● Exercise prompt
Transcribe the records below exactly.

Start of Information provided

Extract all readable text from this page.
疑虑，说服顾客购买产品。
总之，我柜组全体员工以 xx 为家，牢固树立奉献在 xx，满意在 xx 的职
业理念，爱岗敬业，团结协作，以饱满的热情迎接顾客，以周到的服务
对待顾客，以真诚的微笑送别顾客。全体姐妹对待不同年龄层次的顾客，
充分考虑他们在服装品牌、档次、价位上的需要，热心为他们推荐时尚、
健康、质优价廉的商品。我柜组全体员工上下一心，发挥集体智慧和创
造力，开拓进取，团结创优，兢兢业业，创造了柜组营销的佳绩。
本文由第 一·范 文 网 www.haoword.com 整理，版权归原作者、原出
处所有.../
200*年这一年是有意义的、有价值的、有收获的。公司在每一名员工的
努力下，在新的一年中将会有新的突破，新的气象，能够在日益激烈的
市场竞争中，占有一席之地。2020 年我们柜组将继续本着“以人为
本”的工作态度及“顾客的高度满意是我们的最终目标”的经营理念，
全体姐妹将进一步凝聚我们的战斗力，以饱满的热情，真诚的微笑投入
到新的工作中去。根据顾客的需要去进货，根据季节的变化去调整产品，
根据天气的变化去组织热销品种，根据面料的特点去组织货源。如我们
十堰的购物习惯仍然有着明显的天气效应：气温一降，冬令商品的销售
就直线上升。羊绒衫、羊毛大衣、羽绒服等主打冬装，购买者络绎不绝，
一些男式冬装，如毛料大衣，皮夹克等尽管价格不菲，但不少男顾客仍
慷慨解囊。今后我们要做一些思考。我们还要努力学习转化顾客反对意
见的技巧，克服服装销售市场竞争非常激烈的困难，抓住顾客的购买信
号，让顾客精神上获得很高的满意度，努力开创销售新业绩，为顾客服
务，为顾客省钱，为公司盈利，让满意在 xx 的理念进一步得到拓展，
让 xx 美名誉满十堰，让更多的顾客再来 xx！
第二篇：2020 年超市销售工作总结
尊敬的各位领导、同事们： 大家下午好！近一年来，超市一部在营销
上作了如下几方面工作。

End of Information provided

● Answer to the task
Extract all readable text from this page.
疑虑，说服顾客购买产品。
总之，我柜组全体员工以 xx 为家，牢固树立奉献在 xx，满意在 xx 的职
业理念，爱岗敬业，团结协作，以饱满的热情迎接顾客，以周到的服务
对待顾客，以真诚的微笑送别顾客。全体姐妹对待不同年龄层次的顾客，
充分考虑他们在服装品牌、档次、价位上的需要，热心为他们推荐时尚、
健康、质优价廉的商品。我柜组全体员工上下一心，发挥集体智慧和创
造力，开拓进取，团结创优，兢兢业业，创造了柜组营销的佳绩。
本文由第 一·范 文 网 www.haoword.com 整理，版权归原作者、原出
处所有.../
200*年这一年是有意义的、有价值的、有收获的。公司在每一名员工的
努力下，在新的一年中将会有新的突破，新的气象，能够在日益激烈的
市场竞争中，占有一席之地。2020 年我们柜组将继续本着“以人为
本”的工作态度及“顾客的高度满意是我们的最终目标”的经营理念，
全体姐妹将进一步凝聚我们的战斗力，以饱满的热情，真诚的微笑投入
到新的工作中去。根据顾客的需要去进货，根据季节的变化去调整产品，
根据天气的变化去组织热销品种，根据面料的特点去组织货源。如我们
十堰的购物习惯仍然有着明显的天气效应：气温一降，冬令商品的销售
就直线上升。羊绒衫、羊毛大衣、羽绒服等主打冬装，购买者络绎不绝，
一些男式冬装，如毛料大衣，皮夹克等尽管价格不菲，但不少男顾客仍
慷慨解囊。今后我们要做一些思考。我们还要努力学习转化顾客反对意
见的技巧，克服服装销售市场竞争非常激烈的困难，抓住顾客的购买信
号，让顾客精神上获得很高的满意度，努力开创销售新业绩，为顾客服
务，为顾客省钱，为公司盈利，让满意在 xx 的理念进一步得到拓展，
让 xx 美名誉满十堰，让更多的顾客再来 xx！
第二篇：2020 年超市销售工作总结
尊敬的各位领导、同事们： 大家下午好！近一年来，超市一部在营销
上作了如下几方面工作。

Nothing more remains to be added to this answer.